# [Written request]
Exact repetition is required: output every record in full.

# [Dataset extract]
-*-*-

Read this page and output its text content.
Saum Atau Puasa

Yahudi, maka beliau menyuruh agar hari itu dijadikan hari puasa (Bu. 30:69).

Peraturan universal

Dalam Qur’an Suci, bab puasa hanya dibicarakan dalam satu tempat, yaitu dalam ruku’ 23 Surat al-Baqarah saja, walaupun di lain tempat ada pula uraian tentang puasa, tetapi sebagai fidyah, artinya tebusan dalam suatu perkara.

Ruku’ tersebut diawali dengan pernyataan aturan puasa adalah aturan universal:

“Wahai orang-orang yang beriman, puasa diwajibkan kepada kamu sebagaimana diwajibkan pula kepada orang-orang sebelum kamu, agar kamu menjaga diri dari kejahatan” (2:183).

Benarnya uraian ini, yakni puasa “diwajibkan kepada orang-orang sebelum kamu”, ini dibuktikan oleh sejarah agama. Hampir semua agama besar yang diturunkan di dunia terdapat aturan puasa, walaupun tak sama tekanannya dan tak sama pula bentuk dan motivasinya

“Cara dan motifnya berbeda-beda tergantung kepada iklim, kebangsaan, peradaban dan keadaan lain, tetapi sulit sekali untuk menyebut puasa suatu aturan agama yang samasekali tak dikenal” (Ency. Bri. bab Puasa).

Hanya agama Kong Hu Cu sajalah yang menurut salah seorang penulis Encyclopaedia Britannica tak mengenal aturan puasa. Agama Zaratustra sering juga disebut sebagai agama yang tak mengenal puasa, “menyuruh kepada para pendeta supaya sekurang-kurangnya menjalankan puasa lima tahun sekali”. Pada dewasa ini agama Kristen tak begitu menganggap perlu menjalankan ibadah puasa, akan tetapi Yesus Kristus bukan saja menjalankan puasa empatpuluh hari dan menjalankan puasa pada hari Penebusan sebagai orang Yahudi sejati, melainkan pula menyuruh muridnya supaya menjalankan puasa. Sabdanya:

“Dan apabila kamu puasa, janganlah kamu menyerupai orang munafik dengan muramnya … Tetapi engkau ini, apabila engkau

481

-*-*-

# [Task result]
Read this page and output its text content.
Saum Atau Puasa

Yahudi, maka beliau menyuruh agar hari itu dijadikan hari puasa (Bu. 30:69).

Peraturan universal

Dalam Qur’an Suci, bab puasa hanya dibicarakan dalam satu tempat, yaitu dalam ruku’ 23 Surat al-Baqarah saja, walaupun di lain tempat ada pula uraian tentang puasa, tetapi sebagai fidyah, artinya tebusan dalam suatu perkara.

Ruku’ tersebut diawali dengan pernyataan aturan puasa adalah aturan universal:

“Wahai orang-orang yang beriman, puasa diwajibkan kepada kamu sebagaimana diwajibkan pula kepada orang-orang sebelum kamu, agar kamu menjaga diri dari kejahatan” (2:183).

Benarnya uraian ini, yakni puasa “diwajibkan kepada orang-orang sebelum kamu”, ini dibuktikan oleh sejarah agama. Hampir semua agama besar yang diturunkan di dunia terdapat aturan puasa, walaupun tak sama tekanannya dan tak sama pula bentuk dan motivasinya

“Cara dan motifnya berbeda-beda tergantung kepada iklim, kebangsaan, peradaban dan keadaan lain, tetapi sulit sekali untuk menyebut puasa suatu aturan agama yang samasekali tak dikenal” (Ency. Bri. bab Puasa).

Hanya agama Kong Hu Cu sajalah yang menurut salah seorang penulis Encyclopaedia Britannica tak mengenal aturan puasa. Agama Zaratustra sering juga disebut sebagai agama yang tak mengenal puasa, “menyuruh kepada para pendeta supaya sekurang-kurangnya menjalankan puasa lima tahun sekali”. Pada dewasa ini agama Kristen tak begitu menganggap perlu menjalankan ibadah puasa, akan tetapi Yesus Kristus bukan saja menjalankan puasa empatpuluh hari dan menjalankan puasa pada hari Penebusan sebagai orang Yahudi sejati, melainkan pula menyuruh muridnya supaya menjalankan puasa. Sabdanya:

“Dan apabila kamu puasa, janganlah kamu menyerupai orang munafik dengan muramnya … Tetapi engkau ini, apabila engkau

481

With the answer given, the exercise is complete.